Start

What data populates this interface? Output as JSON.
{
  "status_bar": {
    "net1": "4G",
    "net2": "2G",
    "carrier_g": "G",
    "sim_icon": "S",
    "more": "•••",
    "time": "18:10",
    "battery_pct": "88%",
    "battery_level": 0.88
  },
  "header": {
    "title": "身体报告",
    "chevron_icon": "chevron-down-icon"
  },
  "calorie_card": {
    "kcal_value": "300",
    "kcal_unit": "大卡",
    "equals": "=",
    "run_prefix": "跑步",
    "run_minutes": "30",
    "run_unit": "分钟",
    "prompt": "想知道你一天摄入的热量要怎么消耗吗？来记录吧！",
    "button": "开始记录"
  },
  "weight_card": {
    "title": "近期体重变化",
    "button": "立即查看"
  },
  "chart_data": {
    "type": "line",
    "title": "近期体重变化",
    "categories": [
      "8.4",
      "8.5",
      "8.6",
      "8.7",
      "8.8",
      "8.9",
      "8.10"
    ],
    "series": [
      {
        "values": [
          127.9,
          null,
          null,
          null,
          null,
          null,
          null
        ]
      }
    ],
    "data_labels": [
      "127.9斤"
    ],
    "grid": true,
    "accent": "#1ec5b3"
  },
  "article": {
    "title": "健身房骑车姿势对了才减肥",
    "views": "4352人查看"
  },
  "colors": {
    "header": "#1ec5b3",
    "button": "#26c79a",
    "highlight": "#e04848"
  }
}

End

- Goal: Every record above must be duplicated exactly.

- Response to the exercise:
What data populates this interface? Output as JSON.
{
  "status_bar": {
    "net1": "4G",
    "net2": "2G",
    "carrier_g": "G",
    "sim_icon": "S",
    "more": "•••",
    "time": "18:10",
    "battery_pct": "88%",
    "battery_level": 0.88
  },
  "header": {
    "title": "身体报告",
    "chevron_icon": "chevron-down-icon"
  },
  "calorie_card": {
    "kcal_value": "300",
    "kcal_unit": "大卡",
    "equals": "=",
    "run_prefix": "跑步",
    "run_minutes": "30",
    "run_unit": "分钟",
    "prompt": "想知道你一天摄入的热量要怎么消耗吗？来记录吧！",
    "button": "开始记录"
  },
  "weight_card": {
    "title": "近期体重变化",
    "button": "立即查看"
  },
  "chart_data": {
    "type": "line",
    "title": "近期体重变化",
    "categories": [
      "8.4",
      "8.5",
      "8.6",
      "8.7",
      "8.8",
      "8.9",
      "8.10"
    ],
    "series": [
      {
        "values": [
          127.9,
          null,
          null,
          null,
          null,
          null,
          null
        ]
      }
    ],
    "data_labels": [
      "127.9斤"
    ],
    "grid": true,
    "accent": "#1ec5b3"
  },
  "article": {
    "title": "健身房骑车姿势对了才减肥",
    "views": "4352人查看"
  },
  "colors": {
    "header": "#1ec5b3",
    "button": "#26c79a",
    "highlight": "#e04848"
  }
}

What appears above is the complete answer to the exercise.